Stored data entries:
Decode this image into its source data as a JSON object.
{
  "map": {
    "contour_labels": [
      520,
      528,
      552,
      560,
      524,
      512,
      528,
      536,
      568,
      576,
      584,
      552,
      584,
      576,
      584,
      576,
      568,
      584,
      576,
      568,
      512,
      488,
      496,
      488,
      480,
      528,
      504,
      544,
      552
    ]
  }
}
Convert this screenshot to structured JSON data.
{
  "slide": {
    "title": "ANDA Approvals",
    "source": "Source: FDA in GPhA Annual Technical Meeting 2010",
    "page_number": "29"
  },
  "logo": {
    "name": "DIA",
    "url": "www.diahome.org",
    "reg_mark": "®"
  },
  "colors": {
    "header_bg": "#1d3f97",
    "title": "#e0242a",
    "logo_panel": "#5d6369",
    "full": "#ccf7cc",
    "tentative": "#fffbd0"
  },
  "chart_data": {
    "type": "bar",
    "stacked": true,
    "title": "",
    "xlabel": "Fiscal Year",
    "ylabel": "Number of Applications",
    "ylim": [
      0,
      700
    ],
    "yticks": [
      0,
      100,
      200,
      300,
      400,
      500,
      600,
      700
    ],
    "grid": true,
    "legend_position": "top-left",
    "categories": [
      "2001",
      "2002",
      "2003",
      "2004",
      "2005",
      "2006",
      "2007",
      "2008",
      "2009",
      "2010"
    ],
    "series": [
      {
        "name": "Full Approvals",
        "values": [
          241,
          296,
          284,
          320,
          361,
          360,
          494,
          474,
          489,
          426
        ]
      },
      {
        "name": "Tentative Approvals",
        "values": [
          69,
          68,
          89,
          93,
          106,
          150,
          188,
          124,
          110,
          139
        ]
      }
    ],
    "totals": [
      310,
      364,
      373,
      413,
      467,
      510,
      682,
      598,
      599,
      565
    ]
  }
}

THE PROBLEM: Set down all of the entries exactly, please.

ANSWER TO THIS EXERCISE:
Decode this image into its source data as a JSON object.
{
  "map": {
    "contour_labels": [
      520,
      528,
      552,
      560,
      524,
      512,
      528,
      536,
      568,
      576,
      584,
      552,
      584,
      576,
      584,
      576,
      568,
      584,
      576,
      568,
      512,
      488,
      496,
      488,
      480,
      528,
      504,
      544,
      552
    ]
  }
}
Convert this screenshot to structured JSON data.
{
  "slide": {
    "title": "ANDA Approvals",
    "source": "Source: FDA in GPhA Annual Technical Meeting 2010",
    "page_number": "29"
  },
  "logo": {
    "name": "DIA",
    "url": "www.diahome.org",
    "reg_mark": "®"
  },
  "colors": {
    "header_bg": "#1d3f97",
    "title": "#e0242a",
    "logo_panel": "#5d6369",
    "full": "#ccf7cc",
    "tentative": "#fffbd0"
  },
  "chart_data": {
    "type": "bar",
    "stacked": true,
    "title": "",
    "xlabel": "Fiscal Year",
    "ylabel": "Number of Applications",
    "ylim": [
      0,
      700
    ],
    "yticks": [
      0,
      100,
      200,
      300,
      400,
      500,
      600,
      700
    ],
    "grid": true,
    "legend_position": "top-left",
    "categories": [
      "2001",
      "2002",
      "2003",
      "2004",
      "2005",
      "2006",
      "2007",
      "2008",
      "2009",
      "2010"
    ],
    "series": [
      {
        "name": "Full Approvals",
        "values": [
          241,
          296,
          284,
          320,
          361,
          360,
          494,
          474,
          489,
          426
        ]
      },
      {
        "name": "Tentative Approvals",
        "values": [
          69,
          68,
          89,
          93,
          106,
          150,
          188,
          124,
          110,
          139
        ]
      }
    ],
    "totals": [
      310,
      364,
      373,
      413,
      467,
      510,
      682,
      598,
      599,
      565
    ]
  }
}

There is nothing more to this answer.